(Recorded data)
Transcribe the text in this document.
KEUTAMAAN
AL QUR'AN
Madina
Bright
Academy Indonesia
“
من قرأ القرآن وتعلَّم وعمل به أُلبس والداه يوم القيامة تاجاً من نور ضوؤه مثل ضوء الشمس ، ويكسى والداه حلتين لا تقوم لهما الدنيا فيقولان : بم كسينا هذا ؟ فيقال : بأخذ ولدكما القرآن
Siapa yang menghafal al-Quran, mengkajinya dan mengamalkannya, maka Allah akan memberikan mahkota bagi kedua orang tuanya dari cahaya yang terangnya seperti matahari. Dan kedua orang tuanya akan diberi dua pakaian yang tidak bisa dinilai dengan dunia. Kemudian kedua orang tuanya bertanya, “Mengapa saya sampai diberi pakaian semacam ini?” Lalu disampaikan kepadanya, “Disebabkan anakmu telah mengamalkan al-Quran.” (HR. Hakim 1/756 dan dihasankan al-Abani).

...

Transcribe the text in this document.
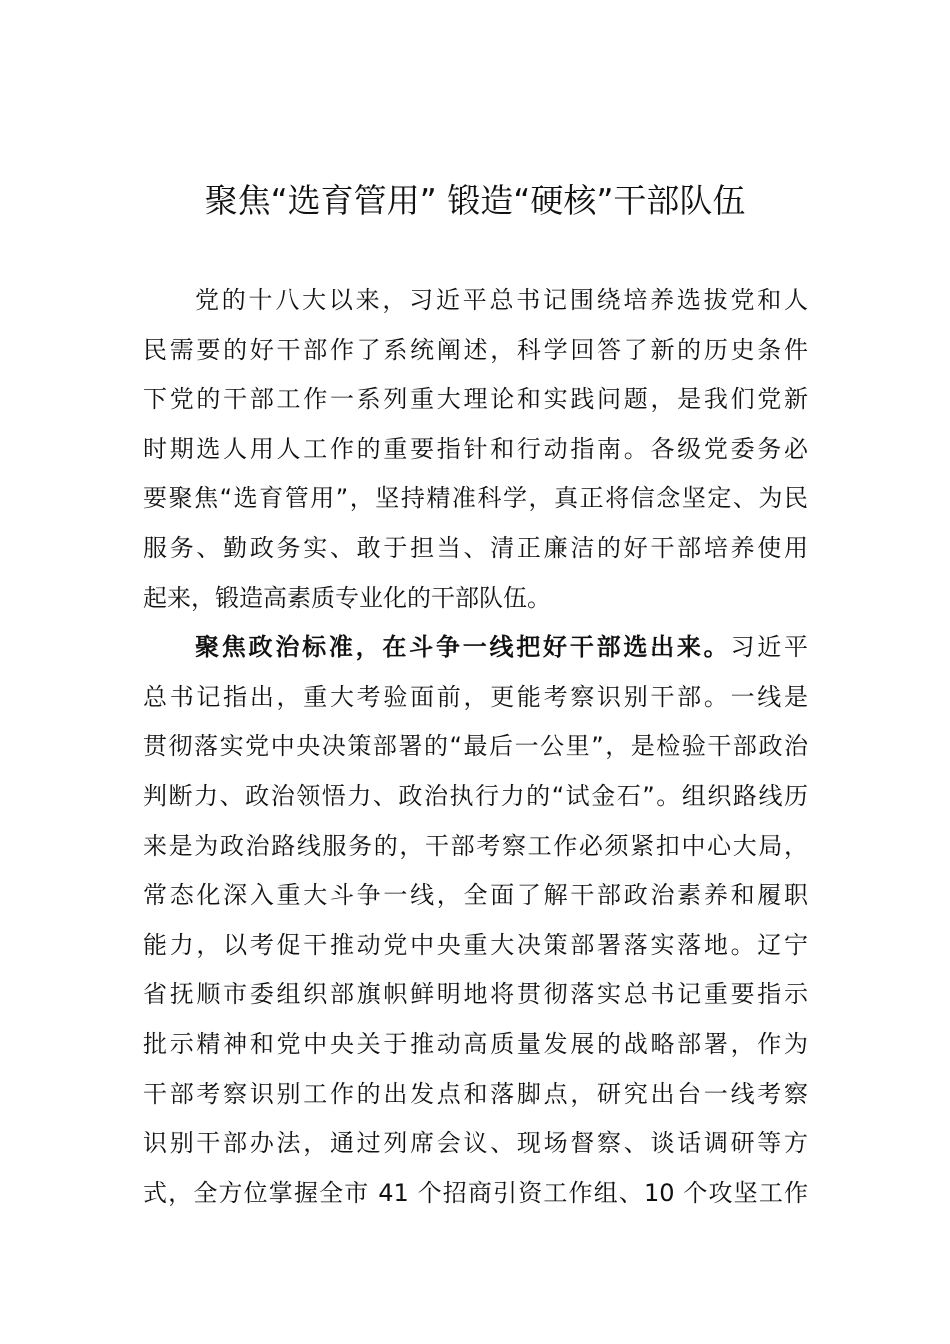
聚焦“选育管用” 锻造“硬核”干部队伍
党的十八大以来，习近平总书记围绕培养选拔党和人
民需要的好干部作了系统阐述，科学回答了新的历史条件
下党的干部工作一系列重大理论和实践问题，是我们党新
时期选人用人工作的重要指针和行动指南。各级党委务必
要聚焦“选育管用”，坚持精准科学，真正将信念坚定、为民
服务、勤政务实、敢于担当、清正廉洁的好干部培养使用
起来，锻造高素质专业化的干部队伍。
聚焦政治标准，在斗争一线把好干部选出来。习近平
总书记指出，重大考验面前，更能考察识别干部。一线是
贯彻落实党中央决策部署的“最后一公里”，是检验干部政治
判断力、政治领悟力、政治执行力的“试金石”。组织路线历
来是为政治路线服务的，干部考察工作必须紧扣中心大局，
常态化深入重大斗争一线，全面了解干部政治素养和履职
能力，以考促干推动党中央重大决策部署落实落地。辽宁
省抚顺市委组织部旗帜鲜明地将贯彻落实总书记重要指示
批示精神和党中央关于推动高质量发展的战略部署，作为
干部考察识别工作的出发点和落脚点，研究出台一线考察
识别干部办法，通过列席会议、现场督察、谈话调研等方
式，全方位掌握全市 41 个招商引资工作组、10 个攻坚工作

--

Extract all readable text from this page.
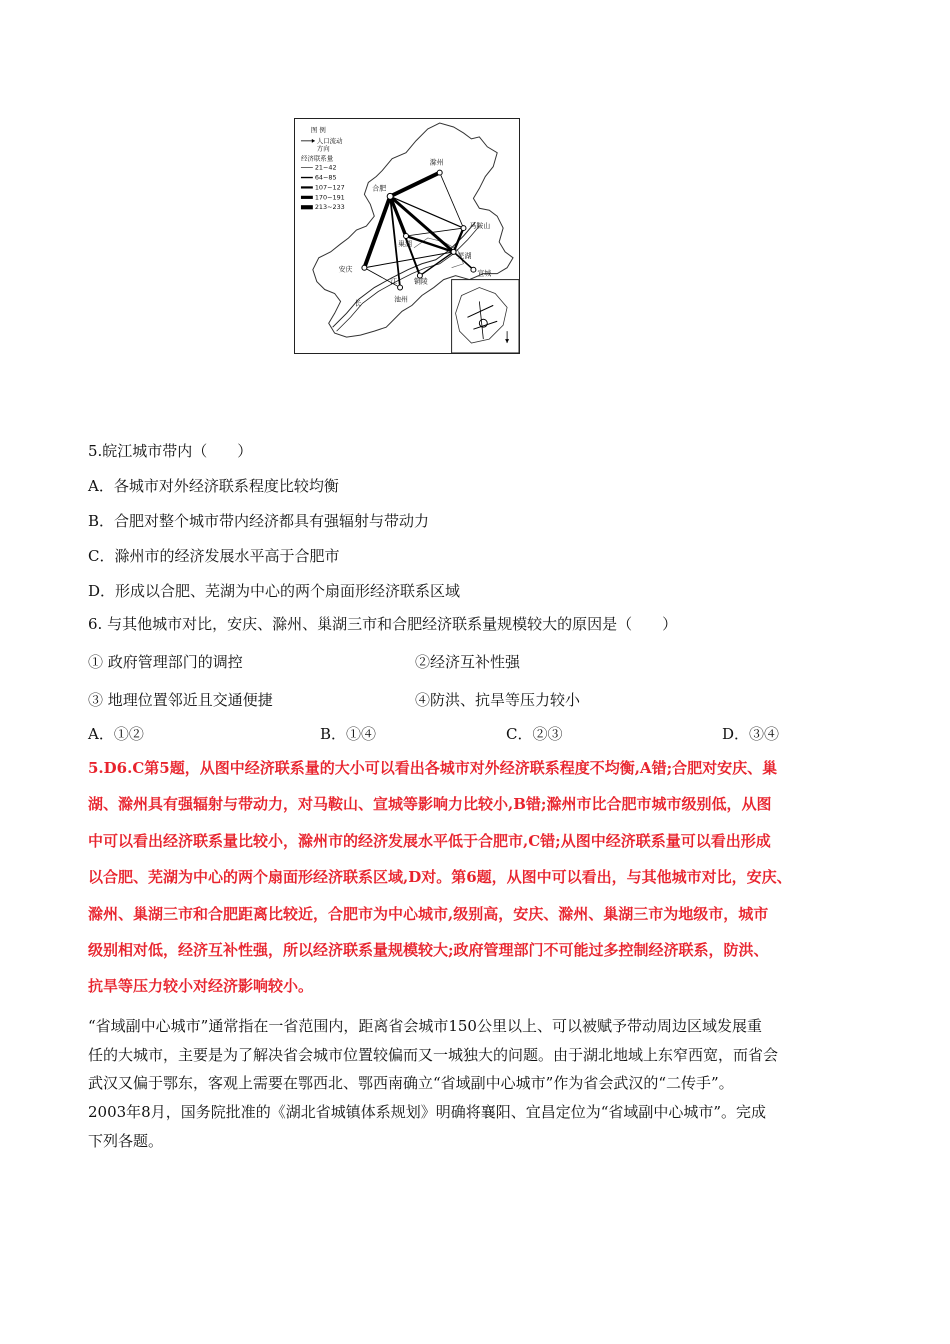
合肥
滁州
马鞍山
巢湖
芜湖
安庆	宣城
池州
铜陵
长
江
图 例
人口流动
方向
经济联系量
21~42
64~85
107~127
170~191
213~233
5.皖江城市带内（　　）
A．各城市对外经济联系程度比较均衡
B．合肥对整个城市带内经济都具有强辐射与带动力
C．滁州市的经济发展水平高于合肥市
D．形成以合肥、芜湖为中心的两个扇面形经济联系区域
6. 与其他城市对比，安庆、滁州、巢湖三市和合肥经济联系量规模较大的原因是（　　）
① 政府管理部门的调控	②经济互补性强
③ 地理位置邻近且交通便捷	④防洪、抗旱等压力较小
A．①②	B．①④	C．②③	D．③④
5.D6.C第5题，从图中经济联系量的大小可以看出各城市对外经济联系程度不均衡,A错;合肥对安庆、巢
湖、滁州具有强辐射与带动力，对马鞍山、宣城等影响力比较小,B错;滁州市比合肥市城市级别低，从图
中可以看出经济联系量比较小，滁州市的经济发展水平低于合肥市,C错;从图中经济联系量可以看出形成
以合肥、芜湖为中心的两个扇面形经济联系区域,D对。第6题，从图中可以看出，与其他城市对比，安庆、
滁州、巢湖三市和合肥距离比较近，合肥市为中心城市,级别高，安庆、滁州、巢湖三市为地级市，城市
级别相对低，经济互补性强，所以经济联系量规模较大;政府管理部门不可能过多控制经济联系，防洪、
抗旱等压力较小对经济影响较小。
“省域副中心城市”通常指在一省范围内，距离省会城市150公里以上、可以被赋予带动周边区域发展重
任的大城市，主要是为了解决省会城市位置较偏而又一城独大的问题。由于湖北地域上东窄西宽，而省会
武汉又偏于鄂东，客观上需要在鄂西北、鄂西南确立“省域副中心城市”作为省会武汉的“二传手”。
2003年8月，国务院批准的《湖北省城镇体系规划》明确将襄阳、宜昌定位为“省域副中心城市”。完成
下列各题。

# The exercise
Each line that holds the word "选育管用" is to be copied.

# Solution to this exercise
聚焦“选育管用” 锻造“硬核”干部队伍
要聚焦“选育管用”，坚持精准科学，真正将信念坚定、为民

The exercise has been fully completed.